THE TASK.
Could you please transcribe the data exactly, without the pictures?

Page content transcription data
-.-.-

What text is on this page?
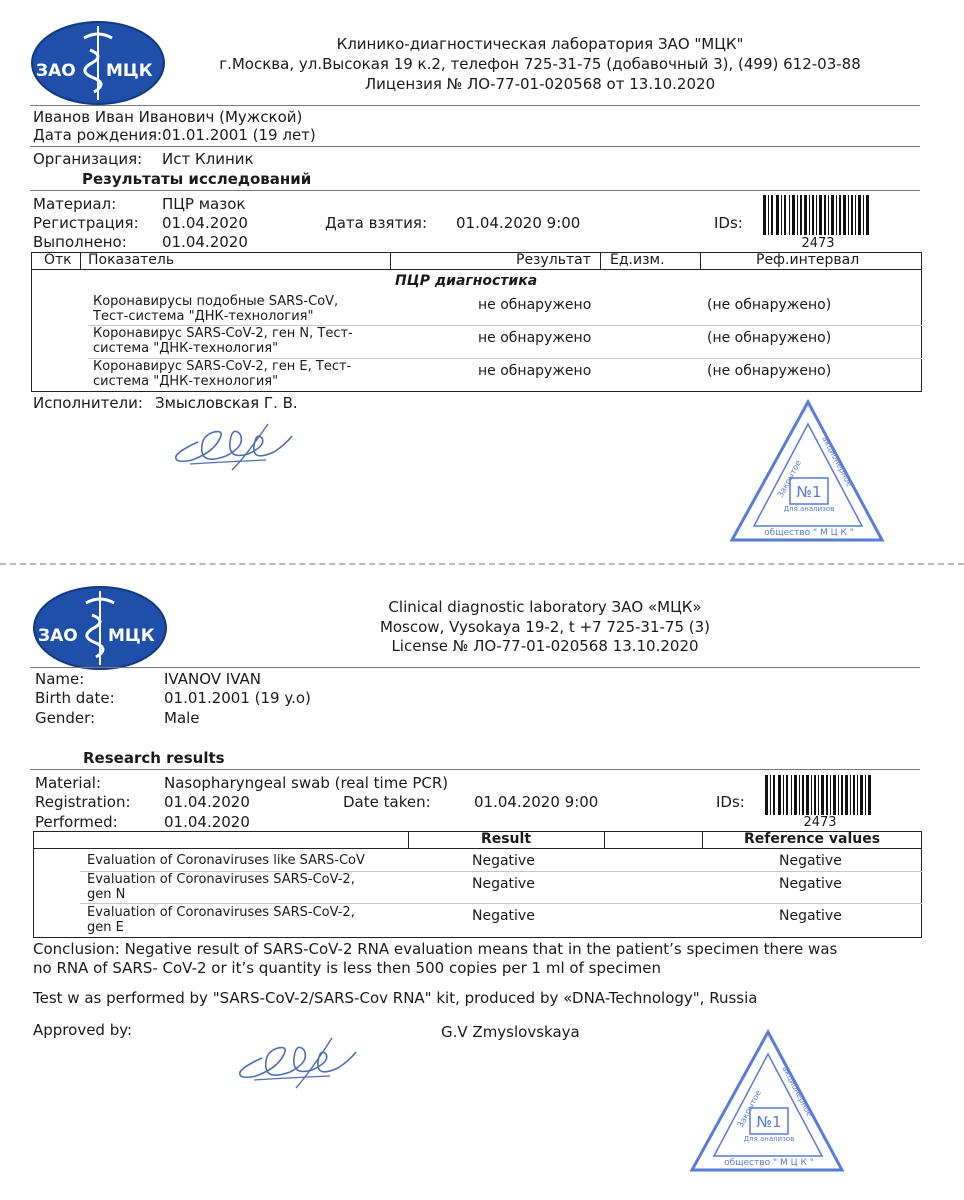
ЗАО МЦК
Клинико-диагностическая лаборатория ЗАО "МЦК"
г.Москва, ул.Высокая 19 к.2, телефон 725-31-75 (добавочный 3), (499) 612-03-88
Лицензия № ЛО-77-01-020568 от 13.10.2020
Иванов Иван Иванович (Мужской)
Дата рождения: 01.01.2001 (19 лет)
Организация: Ист Клиник
Результаты исследований
Материал:	ПЦР мазок
Регистрация: 01.04.2020	Дата взятия: 01.04.2020 9:00
Выполнено: 01.04.2020
IDs:
2473
Отк Показатель	Результат Ед.изм.	Реф.интервал
ПЦР диагностика
Коронавирусы подобные SARS-CoV,
Тест-система "ДНК-технология"
не обнаружено	(не обнаружено)
Коронавирус SARS-CoV-2, ген N, Тест-
система "ДНК-технология"
не обнаружено	(не обнаружено)
Коронавирус SARS-CoV-2, ген E, Тест-
система "ДНК-технология"
не обнаружено	(не обнаружено)
Исполнители: Змысловская Г. В.
№1
Для анализов
общество " М Ц К "
Закрытое акционерное
ЗАО МЦК
Clinical diagnostic laboratory ЗАО «МЦК»
Moscow, Vysokaya 19-2, t +7 725-31-75 (3)
License № ЛО-77-01-020568 13.10.2020
Name:	IVANOV IVAN
Birth date:	01.01.2001 (19 y.o)
Gender:	Male
Research results
Material:	Nasopharyngeal swab (real time PCR)
Registration: 01.04.2020	Date taken:	01.04.2020 9:00
Performed:	01.04.2020
IDs:
2473
Result	Reference values
Evaluation of Coronaviruses like SARS-CoV	Negative	Negative
Evaluation of Coronaviruses SARS-CoV-2,
gen N
Negative	Negative
Evaluation of Coronaviruses SARS-CoV-2,
gen E
Negative	Negative
Conclusion: Negative result of SARS-CoV-2 RNA evaluation means that in the patient’s specimen there was
no RNA of SARS- CoV-2 or it’s quantity is less then 500 copies per 1 ml of specimen
Test w as performed by "SARS-CoV-2/SARS-Cov RNA" kit, produced by «DNA-Technology", Russia
Approved by:	G.V Zmyslovskaya
№1
Для анализов
общество " М Ц К "
Закрытое акционерное
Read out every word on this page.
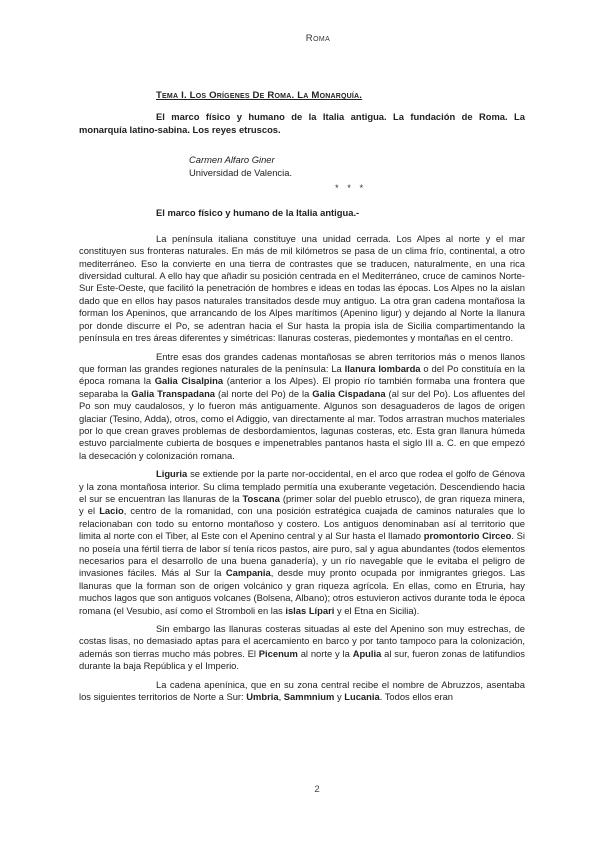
Roma
Tema I. Los Orígenes De Roma. La Monarquía.

El marco físico y humano de la Italia antigua. La fundación de Roma. La monarquía latino-sabina. Los reyes etruscos.

Carmen Alfaro Giner
Universidad de Valencia.
* * *

El marco físico y humano de la Italia antigua.-

La península italiana constituye una unidad cerrada. Los Alpes al norte y el mar constituyen sus fronteras naturales. En más de mil kilómetros se pasa de un clima frío, continental, a otro mediterráneo. Eso la convierte en una tierra de contrastes que se traducen, naturalmente, en una rica diversidad cultural. A ello hay que añadir su posición centrada en el Mediterráneo, cruce de caminos Norte-Sur Este-Oeste, que facilitó la penetración de hombres e ideas en todas las épocas. Los Alpes no la aislan dado que en ellos hay pasos naturales transitados desde muy antiguo. La otra gran cadena montañosa la forman los Apeninos, que arrancando de los Alpes marítimos (Apenino ligur) y dejando al Norte la llanura por donde discurre el Po, se adentran hacia el Sur hasta la propia isla de Sicilia compartimentando la península en tres áreas diferentes y simétricas: llanuras costeras, piedemontes y montañas en el centro.

Entre esas dos grandes cadenas montañosas se abren territorios más o menos llanos que forman las grandes regiones naturales de la península: La llanura lombarda o del Po constituía en la época romana la Galia Cisalpina (anterior a los Alpes). El propio río también formaba una frontera que separaba la Galia Transpadana (al norte del Po) de la Galia Cispadana (al sur del Po). Los afluentes del Po son muy caudalosos, y lo fueron más antiguamente. Algunos son desaguaderos de lagos de origen glaciar (Tesino, Adda), otros, como el Adiggio, van directamente al mar. Todos arrastran muchos materiales por lo que crean graves problemas de desbordamientos, lagunas costeras, etc. Esta gran llanura húmeda estuvo parcialmente cubierta de bosques e impenetrables pantanos hasta el siglo III a. C. en que empezó la desecación y colonización romana.

Liguria se extiende por la parte nor-occidental, en el arco que rodea el golfo de Génova y la zona montañosa interior. Su clima templado permitía una exuberante vegetación. Descendiendo hacia el sur se encuentran las llanuras de la Toscana (primer solar del pueblo etrusco), de gran riqueza minera, y el Lacio, centro de la romanidad, con una posición estratégica cuajada de caminos naturales que lo relacionaban con todo su entorno montañoso y costero. Los antiguos denominaban así al territorio que limita al norte con el Tiber, al Este con el Apenino central y al Sur hasta el llamado promontorio Circeo. Si no poseía una fértil tierra de labor sí tenía ricos pastos, aire puro, sal y agua abundantes (todos elementos necesarios para el desarrollo de una buena ganadería), y un río navegable que le evitaba el peligro de invasiones fáciles. Más al Sur la Campania, desde muy pronto ocupada por inmigrantes griegos. Las llanuras que la forman son de origen volcánico y gran riqueza agrícola. En ellas, como en Etruria, hay muchos lagos que son antiguos volcanes (Bolsena, Albano); otros estuvieron activos durante toda le época romana (el Vesubio, así como el Stromboli en las islas Lípari y el Etna en Sicilia).

Sin embargo las llanuras costeras situadas al este del Apenino son muy estrechas, de costas lisas, no demasiado aptas para el acercamiento en barco y por tanto tampoco para la colonización, además son tierras mucho más pobres. El Picenum al norte y la Apulia al sur, fueron zonas de latifundios durante la baja República y el Imperio.

La cadena apenínica, que en su zona central recibe el nombre de Abruzzos, asentaba los siguientes territorios de Norte a Sur: Umbria, Sammnium y Lucania. Todos ellos eran

2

-.-.-

SOLUTION FOR THIS EXERCISE.
What text is on this page?
ЗАО МЦК
Клинико-диагностическая лаборатория ЗАО "МЦК"
г.Москва, ул.Высокая 19 к.2, телефон 725-31-75 (добавочный 3), (499) 612-03-88
Лицензия № ЛО-77-01-020568 от 13.10.2020
Иванов Иван Иванович (Мужской)
Дата рождения: 01.01.2001 (19 лет)
Организация: Ист Клиник
Результаты исследований
Материал:	ПЦР мазок
Регистрация: 01.04.2020	Дата взятия: 01.04.2020 9:00
Выполнено: 01.04.2020
IDs:
2473
Отк Показатель	Результат Ед.изм.	Реф.интервал
ПЦР диагностика
Коронавирусы подобные SARS-CoV,
Тест-система "ДНК-технология"
не обнаружено	(не обнаружено)
Коронавирус SARS-CoV-2, ген N, Тест-
система "ДНК-технология"
не обнаружено	(не обнаружено)
Коронавирус SARS-CoV-2, ген E, Тест-
система "ДНК-технология"
не обнаружено	(не обнаружено)
Исполнители: Змысловская Г. В.
№1
Для анализов
общество " М Ц К "
Закрытое акционерное
ЗАО МЦК
Clinical diagnostic laboratory ЗАО «МЦК»
Moscow, Vysokaya 19-2, t +7 725-31-75 (3)
License № ЛО-77-01-020568 13.10.2020
Name:	IVANOV IVAN
Birth date:	01.01.2001 (19 y.o)
Gender:	Male
Research results
Material:	Nasopharyngeal swab (real time PCR)
Registration: 01.04.2020	Date taken:	01.04.2020 9:00
Performed:	01.04.2020
IDs:
2473
Result	Reference values
Evaluation of Coronaviruses like SARS-CoV	Negative	Negative
Evaluation of Coronaviruses SARS-CoV-2,
gen N
Negative	Negative
Evaluation of Coronaviruses SARS-CoV-2,
gen E
Negative	Negative
Conclusion: Negative result of SARS-CoV-2 RNA evaluation means that in the patient’s specimen there was
no RNA of SARS- CoV-2 or it’s quantity is less then 500 copies per 1 ml of specimen
Test w as performed by "SARS-CoV-2/SARS-Cov RNA" kit, produced by «DNA-Technology", Russia
Approved by:	G.V Zmyslovskaya
№1
Для анализов
общество " М Ц К "
Закрытое акционерное
Read out every word on this page.
Roma
Tema I. Los Orígenes De Roma. La Monarquía.

El marco físico y humano de la Italia antigua. La fundación de Roma. La monarquía latino-sabina. Los reyes etruscos.

Carmen Alfaro Giner
Universidad de Valencia.
* * *

El marco físico y humano de la Italia antigua.-

La península italiana constituye una unidad cerrada. Los Alpes al norte y el mar constituyen sus fronteras naturales. En más de mil kilómetros se pasa de un clima frío, continental, a otro mediterráneo. Eso la convierte en una tierra de contrastes que se traducen, naturalmente, en una rica diversidad cultural. A ello hay que añadir su posición centrada en el Mediterráneo, cruce de caminos Norte-Sur Este-Oeste, que facilitó la penetración de hombres e ideas en todas las épocas. Los Alpes no la aislan dado que en ellos hay pasos naturales transitados desde muy antiguo. La otra gran cadena montañosa la forman los Apeninos, que arrancando de los Alpes marítimos (Apenino ligur) y dejando al Norte la llanura por donde discurre el Po, se adentran hacia el Sur hasta la propia isla de Sicilia compartimentando la península en tres áreas diferentes y simétricas: llanuras costeras, piedemontes y montañas en el centro.

Entre esas dos grandes cadenas montañosas se abren territorios más o menos llanos que forman las grandes regiones naturales de la península: La llanura lombarda o del Po constituía en la época romana la Galia Cisalpina (anterior a los Alpes). El propio río también formaba una frontera que separaba la Galia Transpadana (al norte del Po) de la Galia Cispadana (al sur del Po). Los afluentes del Po son muy caudalosos, y lo fueron más antiguamente. Algunos son desaguaderos de lagos de origen glaciar (Tesino, Adda), otros, como el Adiggio, van directamente al mar. Todos arrastran muchos materiales por lo que crean graves problemas de desbordamientos, lagunas costeras, etc. Esta gran llanura húmeda estuvo parcialmente cubierta de bosques e impenetrables pantanos hasta el siglo III a. C. en que empezó la desecación y colonización romana.

Liguria se extiende por la parte nor-occidental, en el arco que rodea el golfo de Génova y la zona montañosa interior. Su clima templado permitía una exuberante vegetación. Descendiendo hacia el sur se encuentran las llanuras de la Toscana (primer solar del pueblo etrusco), de gran riqueza minera, y el Lacio, centro de la romanidad, con una posición estratégica cuajada de caminos naturales que lo relacionaban con todo su entorno montañoso y costero. Los antiguos denominaban así al territorio que limita al norte con el Tiber, al Este con el Apenino central y al Sur hasta el llamado promontorio Circeo. Si no poseía una fértil tierra de labor sí tenía ricos pastos, aire puro, sal y agua abundantes (todos elementos necesarios para el desarrollo de una buena ganadería), y un río navegable que le evitaba el peligro de invasiones fáciles. Más al Sur la Campania, desde muy pronto ocupada por inmigrantes griegos. Las llanuras que la forman son de origen volcánico y gran riqueza agrícola. En ellas, como en Etruria, hay muchos lagos que son antiguos volcanes (Bolsena, Albano); otros estuvieron activos durante toda le época romana (el Vesubio, así como el Stromboli en las islas Lípari y el Etna en Sicilia).

Sin embargo las llanuras costeras situadas al este del Apenino son muy estrechas, de costas lisas, no demasiado aptas para el acercamiento en barco y por tanto tampoco para la colonización, además son tierras mucho más pobres. El Picenum al norte y la Apulia al sur, fueron zonas de latifundios durante la baja República y el Imperio.

La cadena apenínica, que en su zona central recibe el nombre de Abruzzos, asentaba los siguientes territorios de Norte a Sur: Umbria, Sammnium y Lucania. Todos ellos eran

2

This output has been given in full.